-- YOUR TASK --
Without the pictures, print each of the records below exactly as it appears.
— START OF GIVEN ENTRIES —
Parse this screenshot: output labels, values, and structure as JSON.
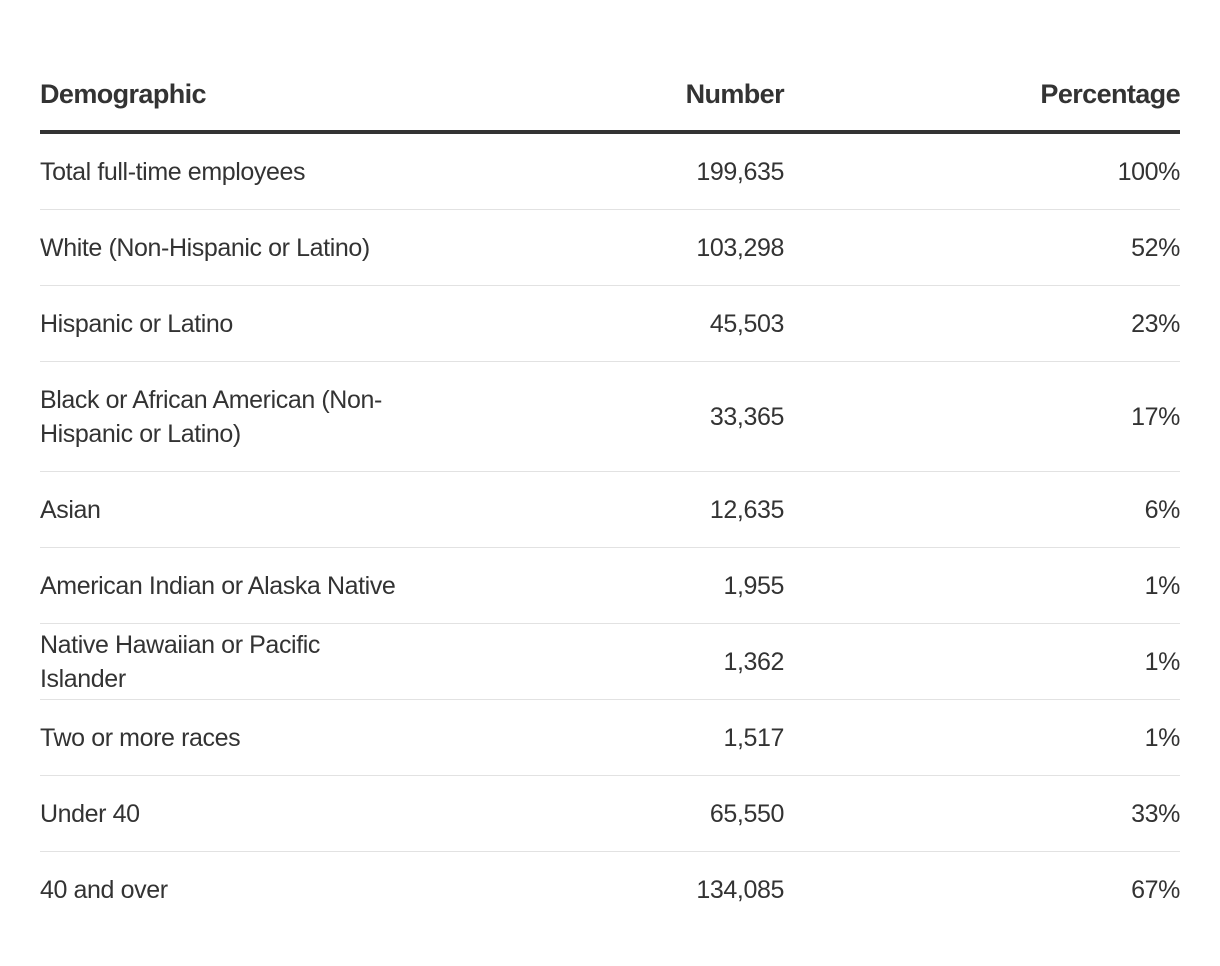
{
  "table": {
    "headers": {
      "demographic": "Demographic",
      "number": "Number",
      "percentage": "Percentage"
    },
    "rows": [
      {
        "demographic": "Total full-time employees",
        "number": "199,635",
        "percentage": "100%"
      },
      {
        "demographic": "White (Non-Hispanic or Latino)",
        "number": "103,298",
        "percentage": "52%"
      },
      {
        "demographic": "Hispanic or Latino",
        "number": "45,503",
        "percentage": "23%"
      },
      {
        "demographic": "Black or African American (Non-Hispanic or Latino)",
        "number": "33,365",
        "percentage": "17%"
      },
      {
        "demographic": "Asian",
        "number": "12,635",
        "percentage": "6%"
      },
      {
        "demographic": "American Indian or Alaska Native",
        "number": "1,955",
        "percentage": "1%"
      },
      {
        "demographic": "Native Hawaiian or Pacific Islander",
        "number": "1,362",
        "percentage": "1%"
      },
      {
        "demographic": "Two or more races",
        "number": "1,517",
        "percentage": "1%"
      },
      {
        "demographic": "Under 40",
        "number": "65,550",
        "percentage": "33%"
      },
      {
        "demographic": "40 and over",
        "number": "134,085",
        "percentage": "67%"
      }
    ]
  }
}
— END OF GIVEN ENTRIES —
-- WRITTEN RESPONSE --
Parse this screenshot: output labels, values, and structure as JSON.
{
  "table": {
    "headers": {
      "demographic": "Demographic",
      "number": "Number",
      "percentage": "Percentage"
    },
    "rows": [
      {
        "demographic": "Total full-time employees",
        "number": "199,635",
        "percentage": "100%"
      },
      {
        "demographic": "White (Non-Hispanic or Latino)",
        "number": "103,298",
        "percentage": "52%"
      },
      {
        "demographic": "Hispanic or Latino",
        "number": "45,503",
        "percentage": "23%"
      },
      {
        "demographic": "Black or African American (Non-Hispanic or Latino)",
        "number": "33,365",
        "percentage": "17%"
      },
      {
        "demographic": "Asian",
        "number": "12,635",
        "percentage": "6%"
      },
      {
        "demographic": "American Indian or Alaska Native",
        "number": "1,955",
        "percentage": "1%"
      },
      {
        "demographic": "Native Hawaiian or Pacific Islander",
        "number": "1,362",
        "percentage": "1%"
      },
      {
        "demographic": "Two or more races",
        "number": "1,517",
        "percentage": "1%"
      },
      {
        "demographic": "Under 40",
        "number": "65,550",
        "percentage": "33%"
      },
      {
        "demographic": "40 and over",
        "number": "134,085",
        "percentage": "67%"
      }
    ]
  }
}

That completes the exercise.